Exercise prompt:
Provide an exact reproduction of every entry.

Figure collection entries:
▼▼▼

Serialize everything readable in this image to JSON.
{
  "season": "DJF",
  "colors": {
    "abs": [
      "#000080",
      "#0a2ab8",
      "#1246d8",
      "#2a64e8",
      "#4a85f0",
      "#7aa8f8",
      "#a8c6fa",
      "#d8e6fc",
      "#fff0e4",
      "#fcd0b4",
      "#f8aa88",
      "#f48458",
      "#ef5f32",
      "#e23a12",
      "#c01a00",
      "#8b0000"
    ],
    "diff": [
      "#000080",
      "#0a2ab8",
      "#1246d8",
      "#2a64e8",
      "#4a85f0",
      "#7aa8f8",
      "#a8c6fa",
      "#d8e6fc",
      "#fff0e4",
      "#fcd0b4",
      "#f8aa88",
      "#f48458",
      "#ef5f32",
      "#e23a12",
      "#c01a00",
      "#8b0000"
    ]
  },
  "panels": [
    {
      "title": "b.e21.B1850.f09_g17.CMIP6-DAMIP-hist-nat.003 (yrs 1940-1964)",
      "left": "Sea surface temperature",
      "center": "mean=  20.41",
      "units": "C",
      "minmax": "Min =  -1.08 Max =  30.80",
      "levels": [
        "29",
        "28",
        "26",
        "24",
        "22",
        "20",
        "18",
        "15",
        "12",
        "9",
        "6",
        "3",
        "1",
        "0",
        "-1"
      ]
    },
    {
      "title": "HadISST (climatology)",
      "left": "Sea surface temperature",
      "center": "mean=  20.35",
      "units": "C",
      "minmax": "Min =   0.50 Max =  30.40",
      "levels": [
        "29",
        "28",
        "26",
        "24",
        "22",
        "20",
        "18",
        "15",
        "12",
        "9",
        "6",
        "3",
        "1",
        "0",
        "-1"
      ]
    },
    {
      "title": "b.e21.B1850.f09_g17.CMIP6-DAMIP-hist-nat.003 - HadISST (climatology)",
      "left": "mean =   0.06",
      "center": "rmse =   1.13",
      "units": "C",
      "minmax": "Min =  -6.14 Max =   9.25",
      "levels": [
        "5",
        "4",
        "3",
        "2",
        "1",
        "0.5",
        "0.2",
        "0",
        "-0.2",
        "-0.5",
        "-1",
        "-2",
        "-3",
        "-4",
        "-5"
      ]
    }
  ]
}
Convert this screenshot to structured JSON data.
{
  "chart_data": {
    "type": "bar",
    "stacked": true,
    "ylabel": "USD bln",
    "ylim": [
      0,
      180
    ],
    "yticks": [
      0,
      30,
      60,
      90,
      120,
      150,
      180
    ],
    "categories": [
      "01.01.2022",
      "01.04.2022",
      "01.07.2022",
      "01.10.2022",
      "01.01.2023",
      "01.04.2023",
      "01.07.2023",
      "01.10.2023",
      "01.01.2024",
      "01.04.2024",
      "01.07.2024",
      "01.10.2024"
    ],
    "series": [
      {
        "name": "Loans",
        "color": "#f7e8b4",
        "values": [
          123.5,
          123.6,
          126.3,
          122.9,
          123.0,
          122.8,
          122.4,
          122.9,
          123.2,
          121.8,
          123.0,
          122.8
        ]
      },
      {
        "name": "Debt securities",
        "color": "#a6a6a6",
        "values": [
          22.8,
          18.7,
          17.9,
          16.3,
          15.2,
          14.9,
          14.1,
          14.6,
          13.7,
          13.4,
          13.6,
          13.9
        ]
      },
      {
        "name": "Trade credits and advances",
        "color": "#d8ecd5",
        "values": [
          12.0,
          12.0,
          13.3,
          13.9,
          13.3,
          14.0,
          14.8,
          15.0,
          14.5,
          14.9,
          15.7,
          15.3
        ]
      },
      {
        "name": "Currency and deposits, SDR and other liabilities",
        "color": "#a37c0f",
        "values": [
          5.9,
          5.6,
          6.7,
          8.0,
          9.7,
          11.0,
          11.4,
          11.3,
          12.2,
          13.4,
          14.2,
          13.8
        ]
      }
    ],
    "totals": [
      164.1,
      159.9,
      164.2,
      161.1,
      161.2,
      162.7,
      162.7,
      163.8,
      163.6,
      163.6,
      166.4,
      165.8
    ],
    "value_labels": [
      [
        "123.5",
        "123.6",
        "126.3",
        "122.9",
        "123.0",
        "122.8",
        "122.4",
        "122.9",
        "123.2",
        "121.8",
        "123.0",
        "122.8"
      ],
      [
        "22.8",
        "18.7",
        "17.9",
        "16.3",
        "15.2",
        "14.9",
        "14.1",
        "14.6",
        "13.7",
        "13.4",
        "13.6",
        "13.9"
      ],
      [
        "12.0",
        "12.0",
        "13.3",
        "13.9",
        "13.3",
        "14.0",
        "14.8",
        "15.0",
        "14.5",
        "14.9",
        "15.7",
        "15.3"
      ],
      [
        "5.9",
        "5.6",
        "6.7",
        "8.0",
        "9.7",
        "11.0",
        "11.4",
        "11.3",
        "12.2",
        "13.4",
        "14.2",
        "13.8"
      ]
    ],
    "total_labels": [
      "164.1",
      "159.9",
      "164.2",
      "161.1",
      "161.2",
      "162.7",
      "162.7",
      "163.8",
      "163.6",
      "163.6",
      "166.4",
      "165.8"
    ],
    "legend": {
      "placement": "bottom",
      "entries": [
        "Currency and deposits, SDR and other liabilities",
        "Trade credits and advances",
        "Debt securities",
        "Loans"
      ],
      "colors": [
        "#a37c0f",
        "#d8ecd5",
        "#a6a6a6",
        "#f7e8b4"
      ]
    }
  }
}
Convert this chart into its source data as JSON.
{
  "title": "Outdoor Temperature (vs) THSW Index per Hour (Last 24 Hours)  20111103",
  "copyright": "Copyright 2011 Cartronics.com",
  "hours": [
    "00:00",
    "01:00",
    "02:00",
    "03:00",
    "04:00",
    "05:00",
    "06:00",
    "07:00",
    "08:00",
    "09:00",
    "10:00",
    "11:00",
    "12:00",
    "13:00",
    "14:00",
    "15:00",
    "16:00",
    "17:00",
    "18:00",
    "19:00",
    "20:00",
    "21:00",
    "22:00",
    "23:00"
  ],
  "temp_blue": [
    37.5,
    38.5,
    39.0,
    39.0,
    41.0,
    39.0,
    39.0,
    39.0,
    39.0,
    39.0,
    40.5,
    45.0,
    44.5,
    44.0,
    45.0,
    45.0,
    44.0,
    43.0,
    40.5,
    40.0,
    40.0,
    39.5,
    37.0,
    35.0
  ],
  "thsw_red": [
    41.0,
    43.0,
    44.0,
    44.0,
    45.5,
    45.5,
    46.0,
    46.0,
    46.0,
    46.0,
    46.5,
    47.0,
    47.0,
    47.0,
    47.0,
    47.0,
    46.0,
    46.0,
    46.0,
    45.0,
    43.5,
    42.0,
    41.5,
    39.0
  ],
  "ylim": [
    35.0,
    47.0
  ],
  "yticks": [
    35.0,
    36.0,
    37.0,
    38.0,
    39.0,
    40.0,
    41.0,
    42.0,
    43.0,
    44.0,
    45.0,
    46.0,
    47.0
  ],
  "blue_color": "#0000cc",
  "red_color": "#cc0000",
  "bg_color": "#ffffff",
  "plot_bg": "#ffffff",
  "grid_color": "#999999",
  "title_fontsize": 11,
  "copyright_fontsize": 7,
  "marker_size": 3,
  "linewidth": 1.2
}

▲▲▲

Response:
Serialize everything readable in this image to JSON.
{
  "season": "DJF",
  "colors": {
    "abs": [
      "#000080",
      "#0a2ab8",
      "#1246d8",
      "#2a64e8",
      "#4a85f0",
      "#7aa8f8",
      "#a8c6fa",
      "#d8e6fc",
      "#fff0e4",
      "#fcd0b4",
      "#f8aa88",
      "#f48458",
      "#ef5f32",
      "#e23a12",
      "#c01a00",
      "#8b0000"
    ],
    "diff": [
      "#000080",
      "#0a2ab8",
      "#1246d8",
      "#2a64e8",
      "#4a85f0",
      "#7aa8f8",
      "#a8c6fa",
      "#d8e6fc",
      "#fff0e4",
      "#fcd0b4",
      "#f8aa88",
      "#f48458",
      "#ef5f32",
      "#e23a12",
      "#c01a00",
      "#8b0000"
    ]
  },
  "panels": [
    {
      "title": "b.e21.B1850.f09_g17.CMIP6-DAMIP-hist-nat.003 (yrs 1940-1964)",
      "left": "Sea surface temperature",
      "center": "mean=  20.41",
      "units": "C",
      "minmax": "Min =  -1.08 Max =  30.80",
      "levels": [
        "29",
        "28",
        "26",
        "24",
        "22",
        "20",
        "18",
        "15",
        "12",
        "9",
        "6",
        "3",
        "1",
        "0",
        "-1"
      ]
    },
    {
      "title": "HadISST (climatology)",
      "left": "Sea surface temperature",
      "center": "mean=  20.35",
      "units": "C",
      "minmax": "Min =   0.50 Max =  30.40",
      "levels": [
        "29",
        "28",
        "26",
        "24",
        "22",
        "20",
        "18",
        "15",
        "12",
        "9",
        "6",
        "3",
        "1",
        "0",
        "-1"
      ]
    },
    {
      "title": "b.e21.B1850.f09_g17.CMIP6-DAMIP-hist-nat.003 - HadISST (climatology)",
      "left": "mean =   0.06",
      "center": "rmse =   1.13",
      "units": "C",
      "minmax": "Min =  -6.14 Max =   9.25",
      "levels": [
        "5",
        "4",
        "3",
        "2",
        "1",
        "0.5",
        "0.2",
        "0",
        "-0.2",
        "-0.5",
        "-1",
        "-2",
        "-3",
        "-4",
        "-5"
      ]
    }
  ]
}
Convert this screenshot to structured JSON data.
{
  "chart_data": {
    "type": "bar",
    "stacked": true,
    "ylabel": "USD bln",
    "ylim": [
      0,
      180
    ],
    "yticks": [
      0,
      30,
      60,
      90,
      120,
      150,
      180
    ],
    "categories": [
      "01.01.2022",
      "01.04.2022",
      "01.07.2022",
      "01.10.2022",
      "01.01.2023",
      "01.04.2023",
      "01.07.2023",
      "01.10.2023",
      "01.01.2024",
      "01.04.2024",
      "01.07.2024",
      "01.10.2024"
    ],
    "series": [
      {
        "name": "Loans",
        "color": "#f7e8b4",
        "values": [
          123.5,
          123.6,
          126.3,
          122.9,
          123.0,
          122.8,
          122.4,
          122.9,
          123.2,
          121.8,
          123.0,
          122.8
        ]
      },
      {
        "name": "Debt securities",
        "color": "#a6a6a6",
        "values": [
          22.8,
          18.7,
          17.9,
          16.3,
          15.2,
          14.9,
          14.1,
          14.6,
          13.7,
          13.4,
          13.6,
          13.9
        ]
      },
      {
        "name": "Trade credits and advances",
        "color": "#d8ecd5",
        "values": [
          12.0,
          12.0,
          13.3,
          13.9,
          13.3,
          14.0,
          14.8,
          15.0,
          14.5,
          14.9,
          15.7,
          15.3
        ]
      },
      {
        "name": "Currency and deposits, SDR and other liabilities",
        "color": "#a37c0f",
        "values": [
          5.9,
          5.6,
          6.7,
          8.0,
          9.7,
          11.0,
          11.4,
          11.3,
          12.2,
          13.4,
          14.2,
          13.8
        ]
      }
    ],
    "totals": [
      164.1,
      159.9,
      164.2,
      161.1,
      161.2,
      162.7,
      162.7,
      163.8,
      163.6,
      163.6,
      166.4,
      165.8
    ],
    "value_labels": [
      [
        "123.5",
        "123.6",
        "126.3",
        "122.9",
        "123.0",
        "122.8",
        "122.4",
        "122.9",
        "123.2",
        "121.8",
        "123.0",
        "122.8"
      ],
      [
        "22.8",
        "18.7",
        "17.9",
        "16.3",
        "15.2",
        "14.9",
        "14.1",
        "14.6",
        "13.7",
        "13.4",
        "13.6",
        "13.9"
      ],
      [
        "12.0",
        "12.0",
        "13.3",
        "13.9",
        "13.3",
        "14.0",
        "14.8",
        "15.0",
        "14.5",
        "14.9",
        "15.7",
        "15.3"
      ],
      [
        "5.9",
        "5.6",
        "6.7",
        "8.0",
        "9.7",
        "11.0",
        "11.4",
        "11.3",
        "12.2",
        "13.4",
        "14.2",
        "13.8"
      ]
    ],
    "total_labels": [
      "164.1",
      "159.9",
      "164.2",
      "161.1",
      "161.2",
      "162.7",
      "162.7",
      "163.8",
      "163.6",
      "163.6",
      "166.4",
      "165.8"
    ],
    "legend": {
      "placement": "bottom",
      "entries": [
        "Currency and deposits, SDR and other liabilities",
        "Trade credits and advances",
        "Debt securities",
        "Loans"
      ],
      "colors": [
        "#a37c0f",
        "#d8ecd5",
        "#a6a6a6",
        "#f7e8b4"
      ]
    }
  }
}
Convert this chart into its source data as JSON.
{
  "title": "Outdoor Temperature (vs) THSW Index per Hour (Last 24 Hours)  20111103",
  "copyright": "Copyright 2011 Cartronics.com",
  "hours": [
    "00:00",
    "01:00",
    "02:00",
    "03:00",
    "04:00",
    "05:00",
    "06:00",
    "07:00",
    "08:00",
    "09:00",
    "10:00",
    "11:00",
    "12:00",
    "13:00",
    "14:00",
    "15:00",
    "16:00",
    "17:00",
    "18:00",
    "19:00",
    "20:00",
    "21:00",
    "22:00",
    "23:00"
  ],
  "temp_blue": [
    37.5,
    38.5,
    39.0,
    39.0,
    41.0,
    39.0,
    39.0,
    39.0,
    39.0,
    39.0,
    40.5,
    45.0,
    44.5,
    44.0,
    45.0,
    45.0,
    44.0,
    43.0,
    40.5,
    40.0,
    40.0,
    39.5,
    37.0,
    35.0
  ],
  "thsw_red": [
    41.0,
    43.0,
    44.0,
    44.0,
    45.5,
    45.5,
    46.0,
    46.0,
    46.0,
    46.0,
    46.5,
    47.0,
    47.0,
    47.0,
    47.0,
    47.0,
    46.0,
    46.0,
    46.0,
    45.0,
    43.5,
    42.0,
    41.5,
    39.0
  ],
  "ylim": [
    35.0,
    47.0
  ],
  "yticks": [
    35.0,
    36.0,
    37.0,
    38.0,
    39.0,
    40.0,
    41.0,
    42.0,
    43.0,
    44.0,
    45.0,
    46.0,
    47.0
  ],
  "blue_color": "#0000cc",
  "red_color": "#cc0000",
  "bg_color": "#ffffff",
  "plot_bg": "#ffffff",
  "grid_color": "#999999",
  "title_fontsize": 11,
  "copyright_fontsize": 7,
  "marker_size": 3,
  "linewidth": 1.2
}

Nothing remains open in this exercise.